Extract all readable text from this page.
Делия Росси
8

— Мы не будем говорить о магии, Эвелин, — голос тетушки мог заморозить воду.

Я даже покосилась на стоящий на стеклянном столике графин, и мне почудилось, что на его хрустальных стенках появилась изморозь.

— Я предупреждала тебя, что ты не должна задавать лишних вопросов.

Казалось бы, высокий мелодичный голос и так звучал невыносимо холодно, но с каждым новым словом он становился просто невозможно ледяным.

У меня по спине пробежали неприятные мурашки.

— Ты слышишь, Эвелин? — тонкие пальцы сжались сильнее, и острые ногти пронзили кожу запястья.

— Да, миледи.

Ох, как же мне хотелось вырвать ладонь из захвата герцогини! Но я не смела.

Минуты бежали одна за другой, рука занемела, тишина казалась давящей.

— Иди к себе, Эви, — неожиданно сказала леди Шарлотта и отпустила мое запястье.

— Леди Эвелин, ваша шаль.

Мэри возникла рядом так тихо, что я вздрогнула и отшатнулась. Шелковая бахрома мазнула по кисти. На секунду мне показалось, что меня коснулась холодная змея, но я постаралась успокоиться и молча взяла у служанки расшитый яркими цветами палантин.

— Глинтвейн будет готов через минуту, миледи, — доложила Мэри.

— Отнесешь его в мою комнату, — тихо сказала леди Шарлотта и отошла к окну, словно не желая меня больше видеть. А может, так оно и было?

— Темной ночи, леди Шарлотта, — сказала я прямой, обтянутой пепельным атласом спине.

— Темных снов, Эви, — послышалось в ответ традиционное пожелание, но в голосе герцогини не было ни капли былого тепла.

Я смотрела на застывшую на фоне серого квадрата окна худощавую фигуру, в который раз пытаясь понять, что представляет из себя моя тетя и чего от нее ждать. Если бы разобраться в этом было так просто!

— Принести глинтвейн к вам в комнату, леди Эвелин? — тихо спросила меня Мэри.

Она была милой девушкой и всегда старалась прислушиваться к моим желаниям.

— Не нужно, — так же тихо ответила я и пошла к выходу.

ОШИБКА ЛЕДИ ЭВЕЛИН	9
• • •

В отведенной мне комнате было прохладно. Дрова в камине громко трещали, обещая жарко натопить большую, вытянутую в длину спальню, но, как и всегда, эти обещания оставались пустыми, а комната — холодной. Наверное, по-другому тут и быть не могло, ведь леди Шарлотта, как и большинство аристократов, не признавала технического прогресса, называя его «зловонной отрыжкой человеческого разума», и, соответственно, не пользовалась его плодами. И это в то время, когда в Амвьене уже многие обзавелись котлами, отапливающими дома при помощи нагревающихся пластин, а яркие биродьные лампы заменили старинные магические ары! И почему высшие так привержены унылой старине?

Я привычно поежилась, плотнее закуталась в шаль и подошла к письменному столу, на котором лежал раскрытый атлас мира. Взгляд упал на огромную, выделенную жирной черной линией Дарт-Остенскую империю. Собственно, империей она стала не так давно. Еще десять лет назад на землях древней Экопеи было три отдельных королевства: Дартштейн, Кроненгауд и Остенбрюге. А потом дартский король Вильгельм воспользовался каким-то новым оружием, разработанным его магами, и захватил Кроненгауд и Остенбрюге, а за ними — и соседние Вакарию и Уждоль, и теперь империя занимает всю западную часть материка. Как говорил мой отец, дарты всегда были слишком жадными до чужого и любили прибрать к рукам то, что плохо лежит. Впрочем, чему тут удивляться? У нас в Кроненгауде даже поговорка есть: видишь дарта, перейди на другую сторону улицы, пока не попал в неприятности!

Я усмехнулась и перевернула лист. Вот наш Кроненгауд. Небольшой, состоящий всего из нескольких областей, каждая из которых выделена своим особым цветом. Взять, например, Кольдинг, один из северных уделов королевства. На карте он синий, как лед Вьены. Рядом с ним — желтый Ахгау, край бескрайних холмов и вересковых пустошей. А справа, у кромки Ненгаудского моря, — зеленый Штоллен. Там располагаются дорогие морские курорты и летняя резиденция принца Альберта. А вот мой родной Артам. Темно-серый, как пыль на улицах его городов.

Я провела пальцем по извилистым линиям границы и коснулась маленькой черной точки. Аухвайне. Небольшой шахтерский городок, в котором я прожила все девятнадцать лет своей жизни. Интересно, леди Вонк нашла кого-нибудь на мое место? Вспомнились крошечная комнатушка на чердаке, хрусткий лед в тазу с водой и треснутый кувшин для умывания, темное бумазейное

**********

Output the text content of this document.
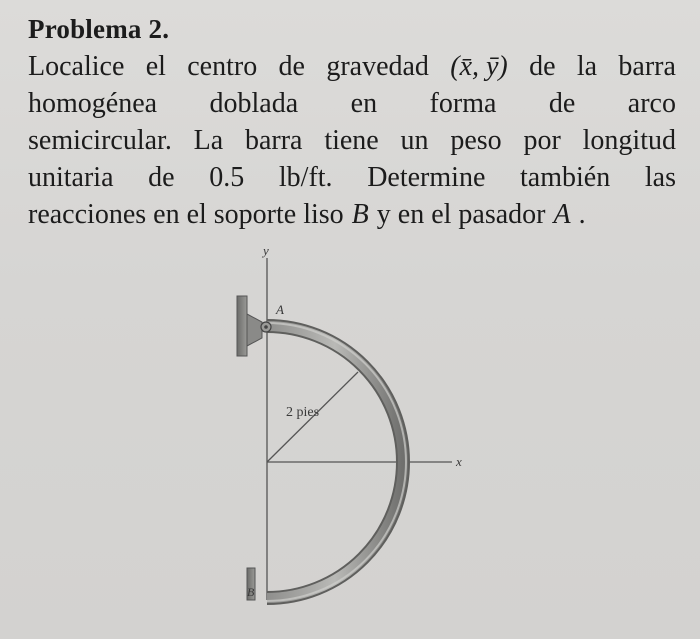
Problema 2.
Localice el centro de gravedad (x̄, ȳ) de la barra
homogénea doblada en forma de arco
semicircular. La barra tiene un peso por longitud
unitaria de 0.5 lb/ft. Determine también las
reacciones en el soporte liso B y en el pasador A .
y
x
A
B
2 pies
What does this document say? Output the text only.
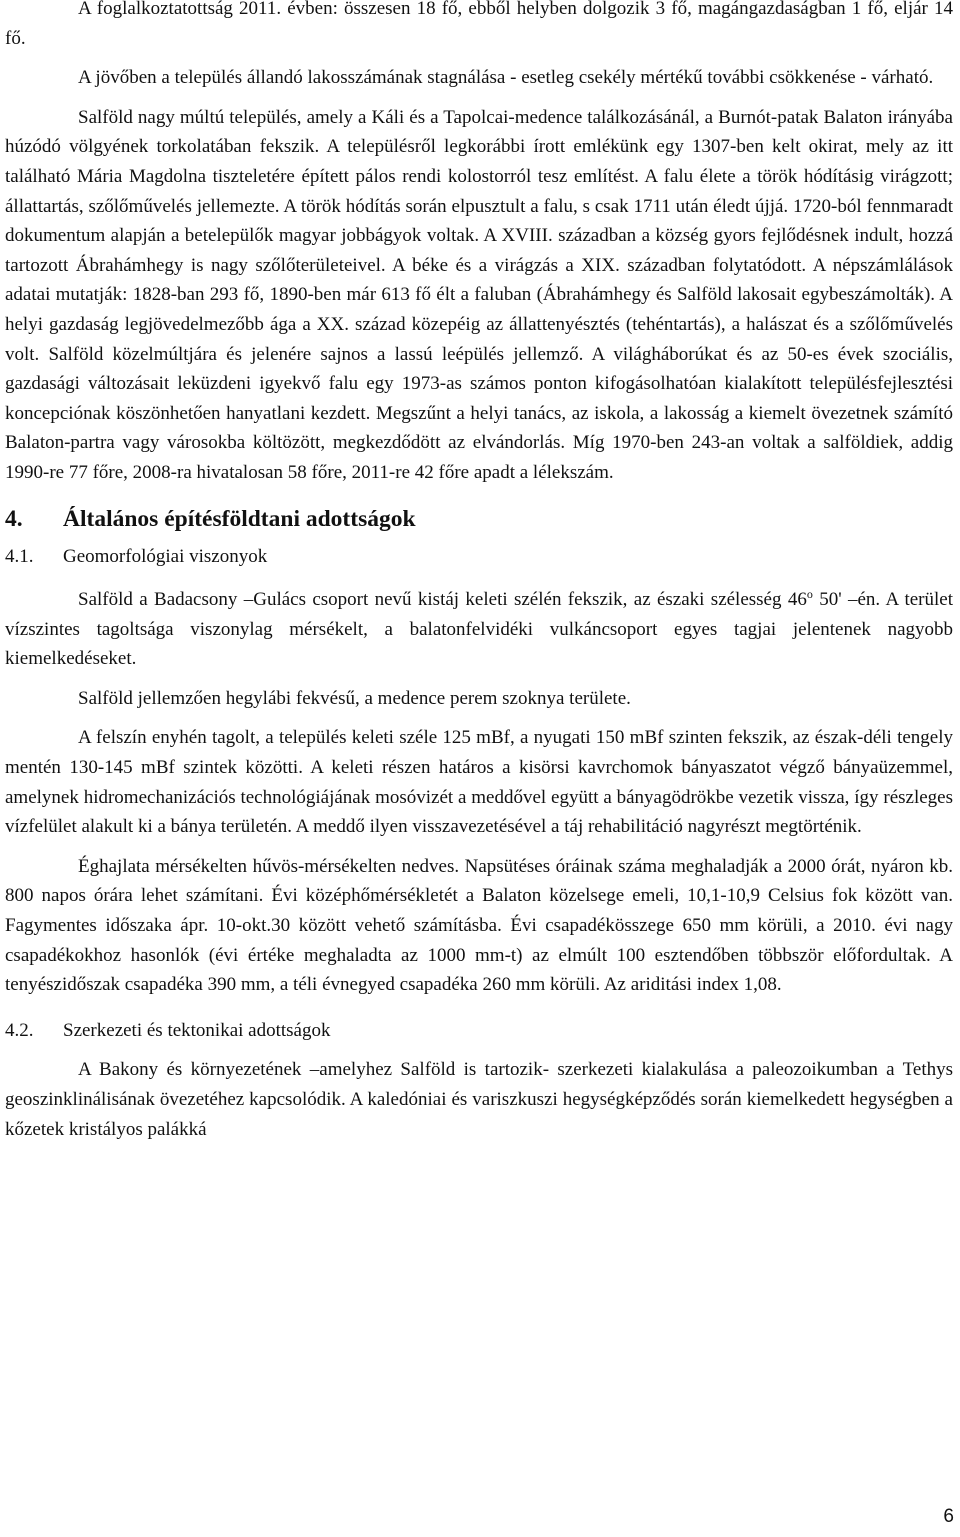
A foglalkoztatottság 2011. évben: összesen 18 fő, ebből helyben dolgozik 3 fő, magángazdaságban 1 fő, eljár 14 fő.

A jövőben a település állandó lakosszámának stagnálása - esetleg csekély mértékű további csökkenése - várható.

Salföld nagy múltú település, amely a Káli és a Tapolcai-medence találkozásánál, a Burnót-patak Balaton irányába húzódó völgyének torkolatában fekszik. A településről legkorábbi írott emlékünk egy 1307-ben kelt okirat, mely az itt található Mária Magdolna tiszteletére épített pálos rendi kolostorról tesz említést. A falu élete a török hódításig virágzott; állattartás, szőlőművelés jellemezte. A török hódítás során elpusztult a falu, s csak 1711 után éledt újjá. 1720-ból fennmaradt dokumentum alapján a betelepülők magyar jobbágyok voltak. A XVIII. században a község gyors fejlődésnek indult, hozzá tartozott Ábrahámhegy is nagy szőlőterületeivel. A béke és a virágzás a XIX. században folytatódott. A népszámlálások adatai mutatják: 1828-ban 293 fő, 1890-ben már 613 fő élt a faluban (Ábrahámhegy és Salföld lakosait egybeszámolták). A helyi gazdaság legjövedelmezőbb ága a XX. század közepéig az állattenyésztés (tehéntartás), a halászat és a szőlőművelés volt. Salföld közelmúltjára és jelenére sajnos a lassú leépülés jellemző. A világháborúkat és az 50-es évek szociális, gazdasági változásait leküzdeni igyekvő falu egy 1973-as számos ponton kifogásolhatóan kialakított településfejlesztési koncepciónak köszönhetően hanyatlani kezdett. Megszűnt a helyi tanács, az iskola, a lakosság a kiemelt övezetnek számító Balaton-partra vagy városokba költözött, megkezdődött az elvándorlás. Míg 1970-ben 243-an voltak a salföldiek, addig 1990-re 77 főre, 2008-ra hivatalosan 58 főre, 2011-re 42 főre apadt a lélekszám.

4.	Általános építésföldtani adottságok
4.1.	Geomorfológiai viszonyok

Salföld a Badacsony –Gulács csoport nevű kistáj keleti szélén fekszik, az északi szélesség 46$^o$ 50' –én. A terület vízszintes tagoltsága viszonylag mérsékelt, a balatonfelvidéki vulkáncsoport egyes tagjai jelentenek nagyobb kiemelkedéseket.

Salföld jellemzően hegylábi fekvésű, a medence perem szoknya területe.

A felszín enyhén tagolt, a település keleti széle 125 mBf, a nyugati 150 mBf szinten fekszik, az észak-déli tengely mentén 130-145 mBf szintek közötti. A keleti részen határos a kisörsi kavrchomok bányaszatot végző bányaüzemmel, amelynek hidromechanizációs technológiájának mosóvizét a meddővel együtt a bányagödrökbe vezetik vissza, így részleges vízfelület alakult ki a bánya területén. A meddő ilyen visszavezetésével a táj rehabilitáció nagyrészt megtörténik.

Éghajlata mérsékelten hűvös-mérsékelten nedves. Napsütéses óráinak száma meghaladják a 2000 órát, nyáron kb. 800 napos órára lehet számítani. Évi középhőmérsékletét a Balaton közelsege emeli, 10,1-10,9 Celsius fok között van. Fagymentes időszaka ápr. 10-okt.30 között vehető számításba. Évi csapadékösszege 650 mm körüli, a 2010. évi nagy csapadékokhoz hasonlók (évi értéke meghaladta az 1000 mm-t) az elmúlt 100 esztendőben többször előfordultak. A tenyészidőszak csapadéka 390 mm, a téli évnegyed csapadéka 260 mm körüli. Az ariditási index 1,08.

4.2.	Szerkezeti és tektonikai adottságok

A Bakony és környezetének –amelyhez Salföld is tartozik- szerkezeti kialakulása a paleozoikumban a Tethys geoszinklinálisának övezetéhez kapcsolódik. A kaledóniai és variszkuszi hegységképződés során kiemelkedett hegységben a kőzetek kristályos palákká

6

**********

» **What to work on**:
Among the lines of the material, find those that hold the word "сказала" and copy them.

» **Correct output**:
— Иди к себе, Эви, — неожиданно сказала леди Шарлотта и отпустила мое запястье.
— Отнесешь его в мою комнату, — тихо сказала леди Шарлотта и отошла к окну, словно не желая меня больше видеть. А может, так оно и было?
— Темной ночи, леди Шарлотта, — сказала я прямой, обтянутой пепельным атласом спине.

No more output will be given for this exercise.